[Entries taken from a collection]
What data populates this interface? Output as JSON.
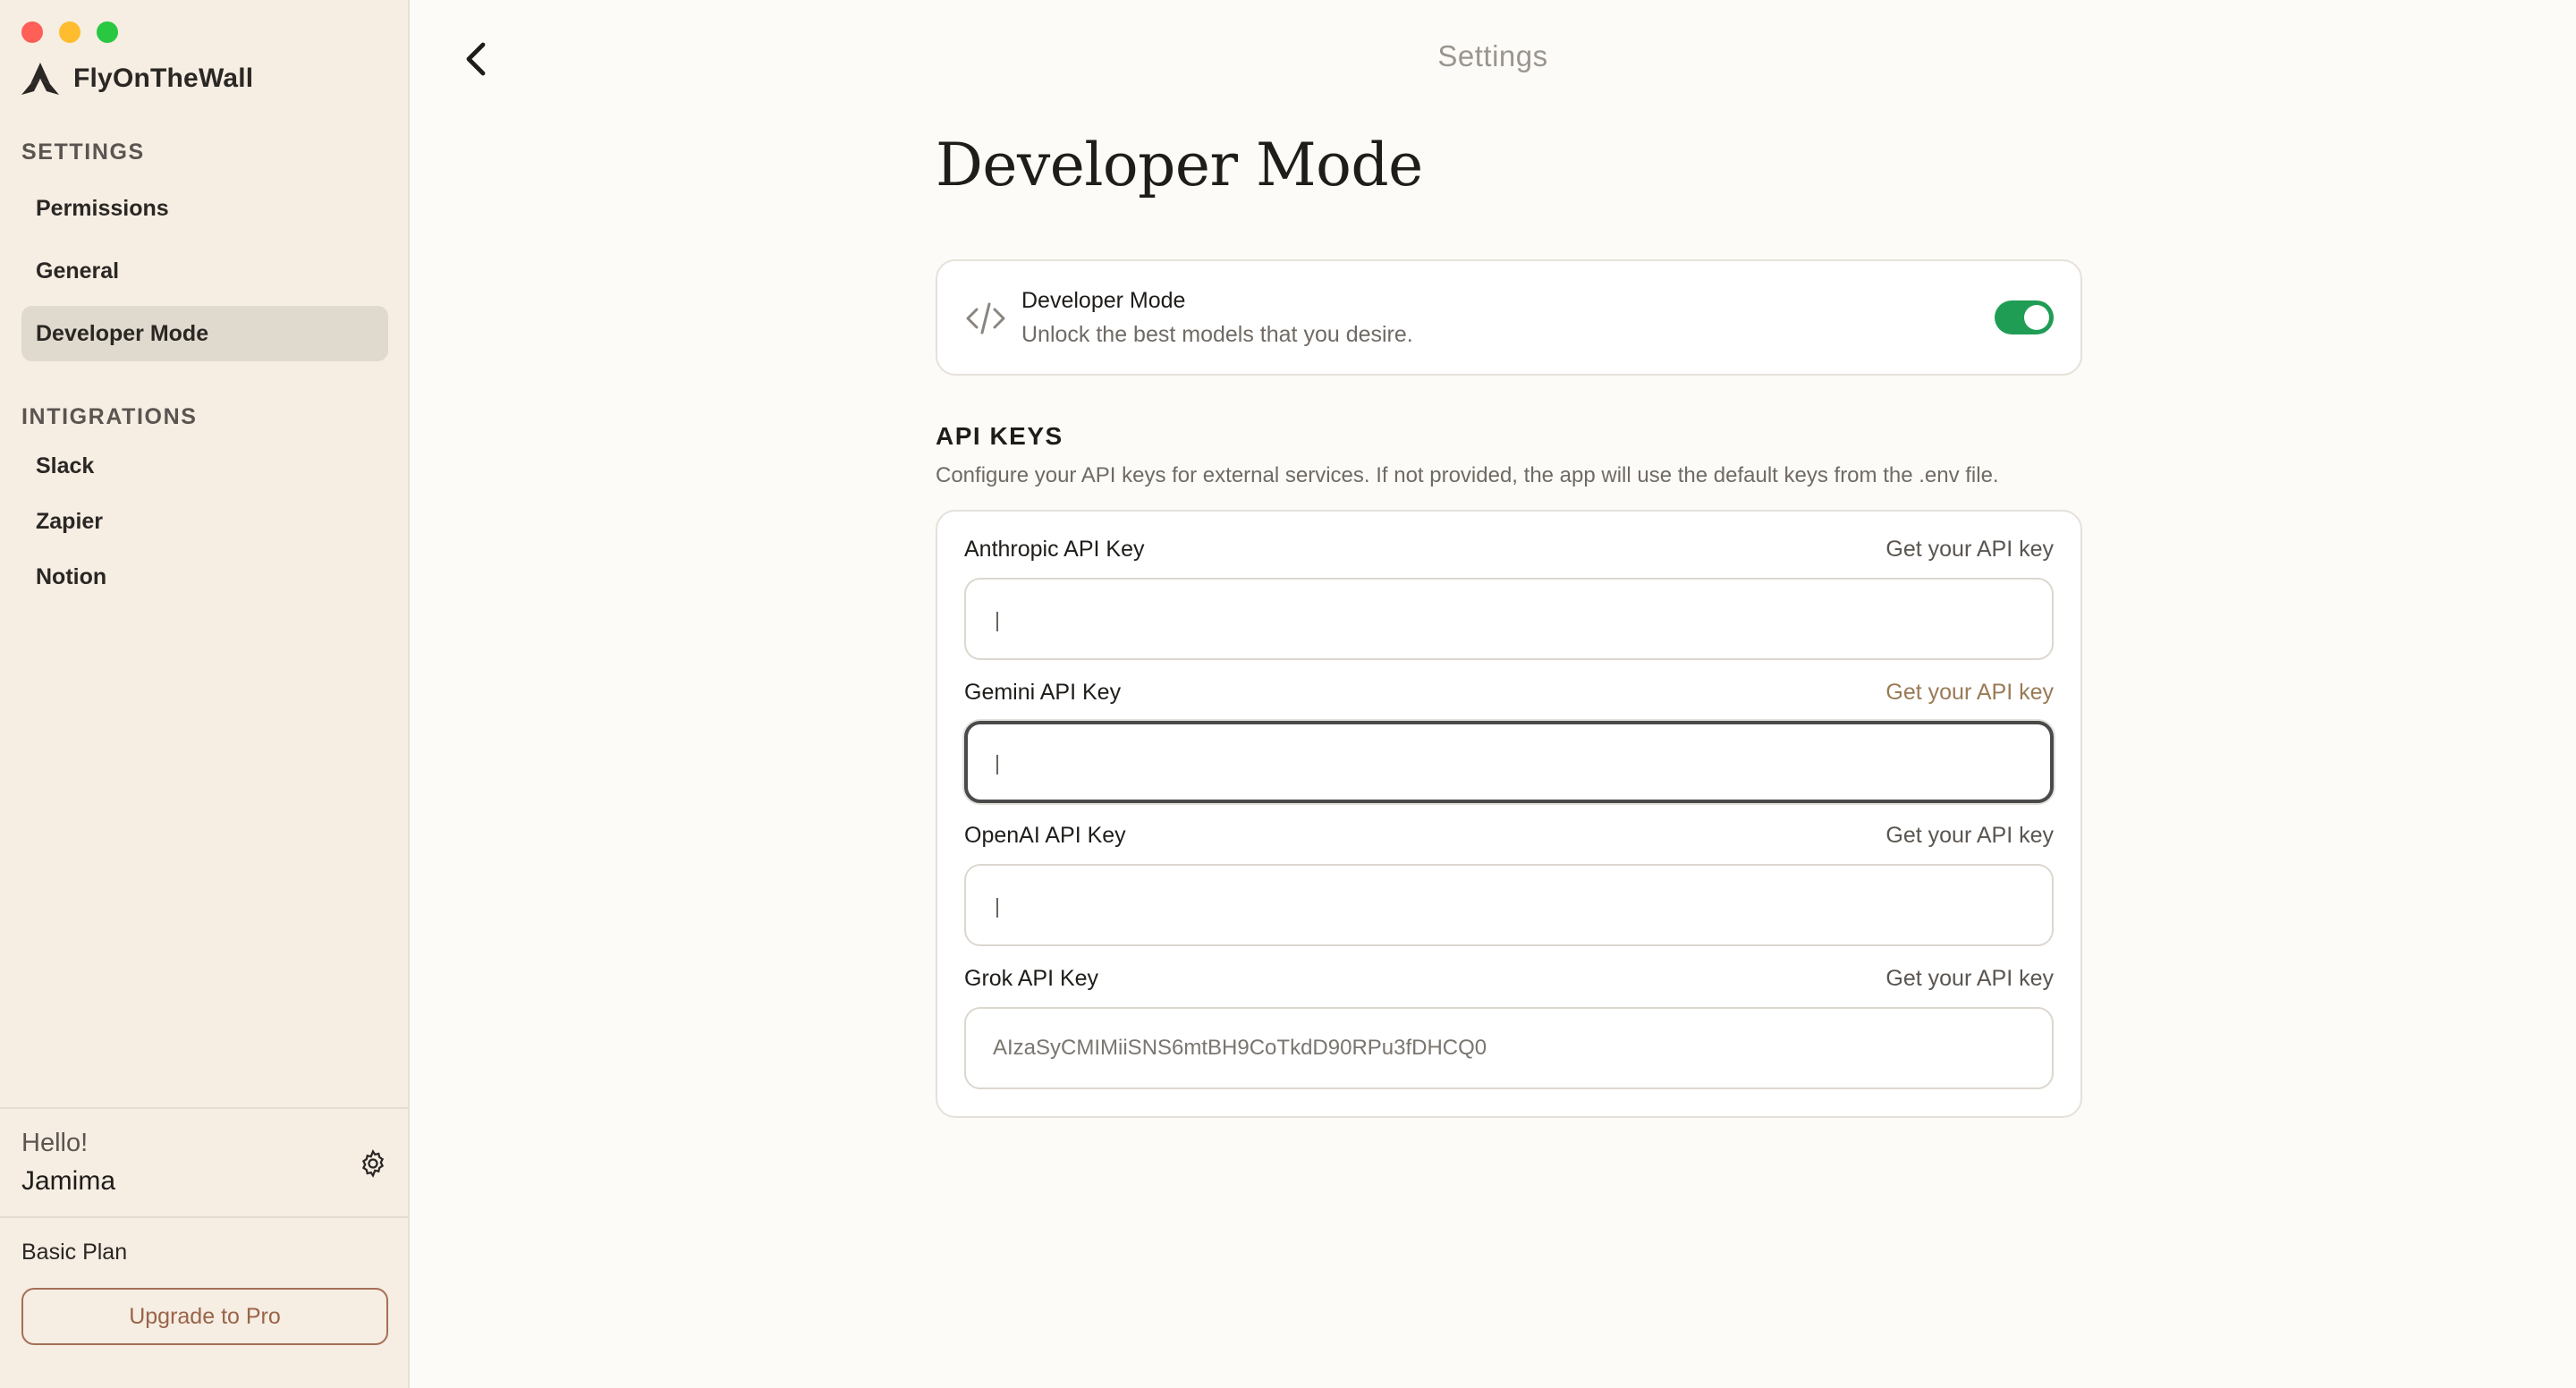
{
  "app": {
    "name": "FlyOnTheWall"
  },
  "sidebar": {
    "settings_label": "SETTINGS",
    "settings_items": [
      {
        "label": "Permissions",
        "active": false
      },
      {
        "label": "General",
        "active": false
      },
      {
        "label": "Developer Mode",
        "active": true
      }
    ],
    "integrations_label": "INTIGRATIONS",
    "integration_items": [
      {
        "label": "Slack"
      },
      {
        "label": "Zapier"
      },
      {
        "label": "Notion"
      }
    ],
    "user": {
      "greeting": "Hello!",
      "name": "Jamima"
    },
    "plan": "Basic Plan",
    "upgrade_label": "Upgrade to Pro"
  },
  "header": {
    "title": "Settings"
  },
  "main": {
    "page_title": "Developer Mode",
    "developer_mode": {
      "title": "Developer Mode",
      "subtitle": "Unlock the best models that you desire.",
      "enabled": true
    },
    "api_keys": {
      "heading": "API KEYS",
      "description": "Configure your API keys for external services. If not provided, the app will use the default keys from the .env file.",
      "keys": [
        {
          "label": "Anthropic API Key",
          "link": "Get your API key",
          "value": ""
        },
        {
          "label": "Gemini API Key",
          "link": "Get your API key",
          "value": ""
        },
        {
          "label": "OpenAI API Key",
          "link": "Get your API key",
          "value": ""
        },
        {
          "label": "Grok API Key",
          "link": "Get your API key",
          "value": "AIzaSyCMIMiiSNS6mtBH9CoTkdD90RPu3fDHCQ0"
        }
      ]
    }
  },
  "colors": {
    "sidebar_bg": "#f6ede3",
    "active_item_bg": "#e0d9cd",
    "toggle_on": "#1f9d55",
    "upgrade_accent": "#9a6449",
    "traffic_close": "#fe5f57",
    "traffic_min": "#febc2e",
    "traffic_max": "#28c840"
  },
  "icons": {
    "brand": "fly-logo-icon",
    "settings": "gear-icon",
    "back": "chevron-left-icon",
    "developer": "code-icon"
  }
}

• [What is expected]:
Reproduce every record word for word. The copy must contain no pictures.

• [The reply]:
What data populates this interface? Output as JSON.
{
  "app": {
    "name": "FlyOnTheWall"
  },
  "sidebar": {
    "settings_label": "SETTINGS",
    "settings_items": [
      {
        "label": "Permissions",
        "active": false
      },
      {
        "label": "General",
        "active": false
      },
      {
        "label": "Developer Mode",
        "active": true
      }
    ],
    "integrations_label": "INTIGRATIONS",
    "integration_items": [
      {
        "label": "Slack"
      },
      {
        "label": "Zapier"
      },
      {
        "label": "Notion"
      }
    ],
    "user": {
      "greeting": "Hello!",
      "name": "Jamima"
    },
    "plan": "Basic Plan",
    "upgrade_label": "Upgrade to Pro"
  },
  "header": {
    "title": "Settings"
  },
  "main": {
    "page_title": "Developer Mode",
    "developer_mode": {
      "title": "Developer Mode",
      "subtitle": "Unlock the best models that you desire.",
      "enabled": true
    },
    "api_keys": {
      "heading": "API KEYS",
      "description": "Configure your API keys for external services. If not provided, the app will use the default keys from the .env file.",
      "keys": [
        {
          "label": "Anthropic API Key",
          "link": "Get your API key",
          "value": ""
        },
        {
          "label": "Gemini API Key",
          "link": "Get your API key",
          "value": ""
        },
        {
          "label": "OpenAI API Key",
          "link": "Get your API key",
          "value": ""
        },
        {
          "label": "Grok API Key",
          "link": "Get your API key",
          "value": "AIzaSyCMIMiiSNS6mtBH9CoTkdD90RPu3fDHCQ0"
        }
      ]
    }
  },
  "colors": {
    "sidebar_bg": "#f6ede3",
    "active_item_bg": "#e0d9cd",
    "toggle_on": "#1f9d55",
    "upgrade_accent": "#9a6449",
    "traffic_close": "#fe5f57",
    "traffic_min": "#febc2e",
    "traffic_max": "#28c840"
  },
  "icons": {
    "brand": "fly-logo-icon",
    "settings": "gear-icon",
    "back": "chevron-left-icon",
    "developer": "code-icon"
  }
}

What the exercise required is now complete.